====== Passage given
# Turtle Stickers



## Julius25 (Jan 23, 2013)

I saw on certain video on youtube that some people who received turtle from a site (i don't remember wich one) have with it a sticker writing on "Warning, protected by killer turtle"
I'm searching this sticker, i can't find it in France and i don't know where to fin one.
Anyone can help me ?


----------



## Julius25 (Jan 23, 2013)

Nobody ???


----------



## kathyth (Jan 23, 2013)

Turtle Source sends this sticker with new turtles


----------



## Julius25 (Jan 23, 2013)

Ha ok it's turtle source.
But the problem it's that i can't received anything from them because they don't send in France.
I will try to make them an e-mail.
Thanks


----------



## Angi (Jan 23, 2013)

Spikesthebest sent me a sticker when I bought Muzuri from him. Ask him about it.


----------



## Pokeymeg (Jan 24, 2013)

I got mine from TurtleSource


----------



## Julius25 (Jan 24, 2013)

i send a mail yesterday and i'm waiting .... finger cross


----------



## james1974 (Jan 24, 2013)

Ben Siegel.com it a pet shop out of Florida he's got all kinds of stickers like that and awesome reptiles too.


----------



## Julius25 (Jan 25, 2013)

Turtle source didn't answer me ...


----------
============
====== Material
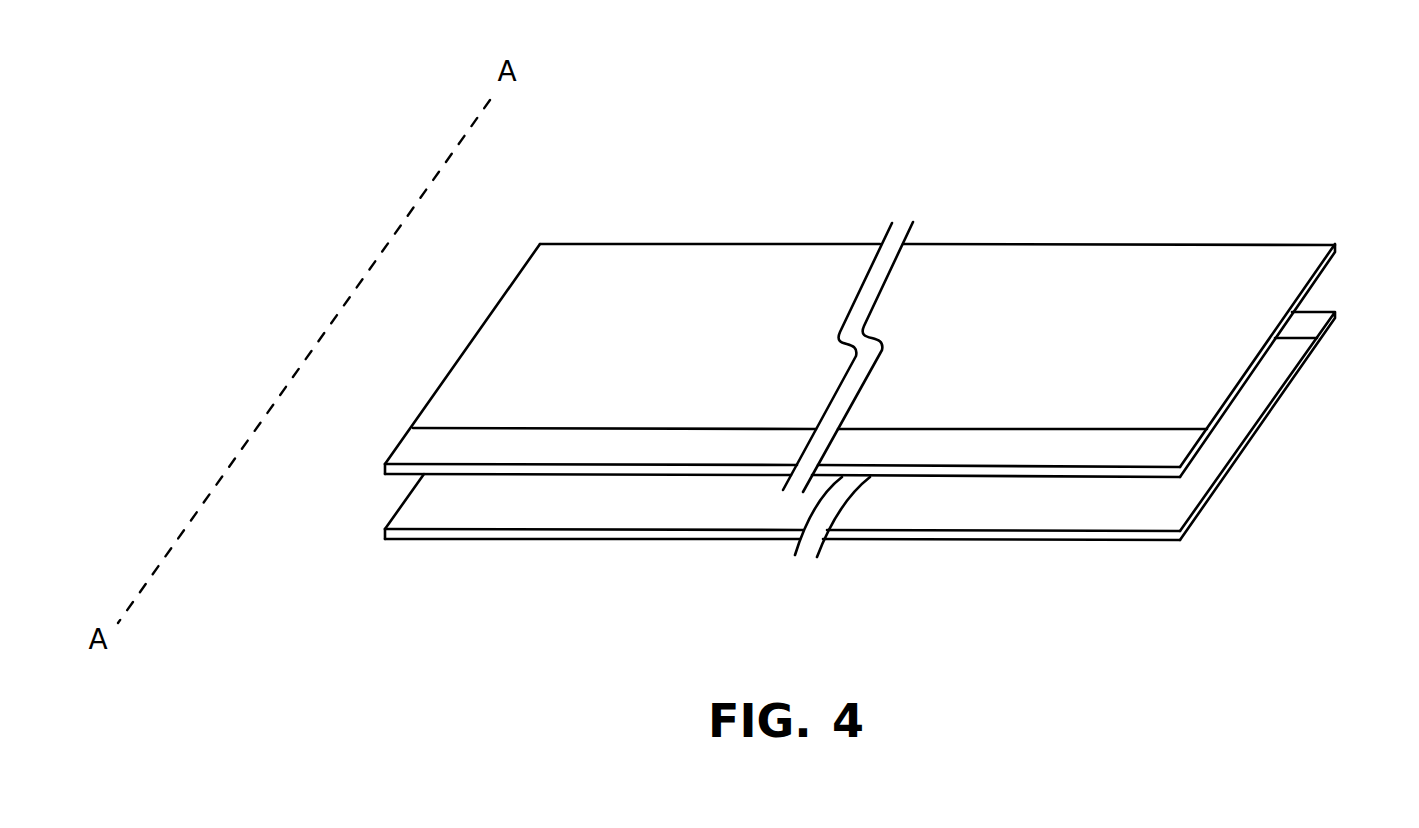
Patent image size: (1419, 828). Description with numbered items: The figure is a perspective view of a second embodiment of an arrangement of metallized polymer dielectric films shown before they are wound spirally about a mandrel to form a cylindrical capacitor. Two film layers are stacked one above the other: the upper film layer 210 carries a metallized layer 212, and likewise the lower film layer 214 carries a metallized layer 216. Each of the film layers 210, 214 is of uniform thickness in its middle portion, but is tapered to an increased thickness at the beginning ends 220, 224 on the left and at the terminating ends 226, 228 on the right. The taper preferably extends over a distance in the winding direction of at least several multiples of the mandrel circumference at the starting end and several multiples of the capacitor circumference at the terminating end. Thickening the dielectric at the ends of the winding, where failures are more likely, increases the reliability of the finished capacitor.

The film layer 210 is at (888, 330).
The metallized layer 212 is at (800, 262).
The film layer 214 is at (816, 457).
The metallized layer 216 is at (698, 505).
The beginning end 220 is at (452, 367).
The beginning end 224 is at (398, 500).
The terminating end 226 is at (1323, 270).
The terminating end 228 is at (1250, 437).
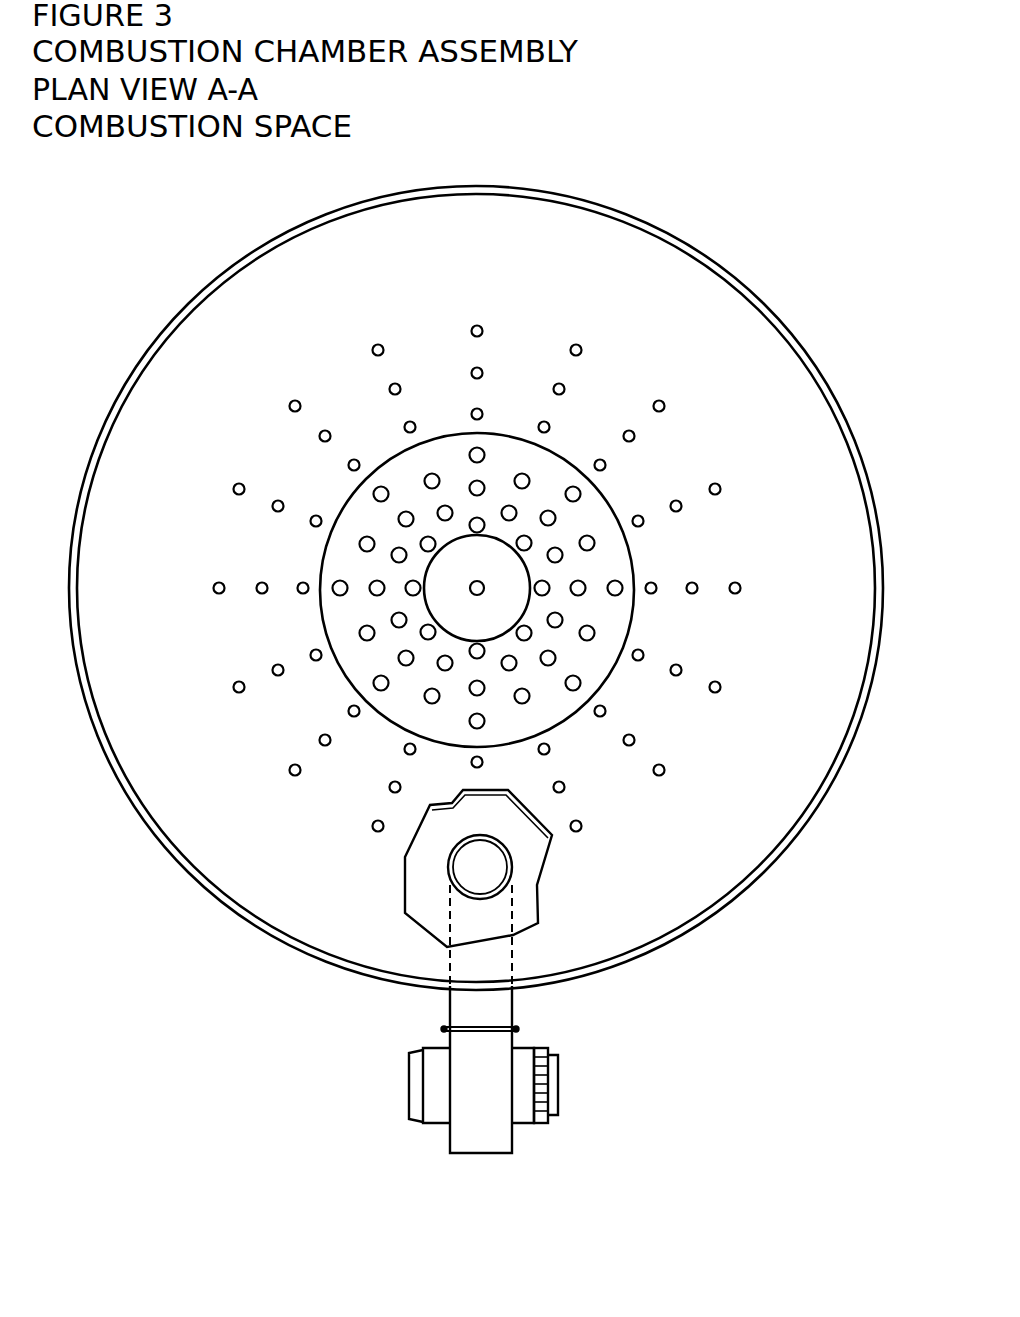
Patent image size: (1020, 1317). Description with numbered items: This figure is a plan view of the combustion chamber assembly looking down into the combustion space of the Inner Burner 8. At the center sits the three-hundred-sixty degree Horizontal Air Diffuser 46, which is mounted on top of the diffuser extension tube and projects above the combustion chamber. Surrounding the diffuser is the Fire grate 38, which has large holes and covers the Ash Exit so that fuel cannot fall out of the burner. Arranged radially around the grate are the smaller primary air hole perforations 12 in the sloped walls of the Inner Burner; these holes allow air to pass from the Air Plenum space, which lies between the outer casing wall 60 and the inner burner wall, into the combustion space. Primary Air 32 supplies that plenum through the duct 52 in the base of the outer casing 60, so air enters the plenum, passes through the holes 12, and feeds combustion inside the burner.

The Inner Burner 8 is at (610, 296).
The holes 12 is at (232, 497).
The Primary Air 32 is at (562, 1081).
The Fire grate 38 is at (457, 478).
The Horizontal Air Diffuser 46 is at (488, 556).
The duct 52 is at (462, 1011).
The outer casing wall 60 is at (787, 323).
============
- [Tasks]
1: Using the turtle sticker thread, decide whether each statement agrees with it. Give yes or no for each and quote the words that decide it. (a) Turtle Source sends the sticker with new turtles. (b) Julius25 got a reply from Turtle Source. (c) Ben Siegel.com is described as a pet shop out of Texas.
2: In the turtle sticker thread, what is the name of the turtle Angi bought from Spikesthebest?
3: List every username that appears as a poster in the turtle sticker thread.

- [Worked answers]
1:
(a) Yes: "Turtle Source sends this sticker with new turtles"
(b) No: "Turtle source didn't answer me ..."
(c) No: "it a pet shop out of Florida"

2: Muzuri

3: Julius25, kathyth, Angi, Pokeymeg, james1974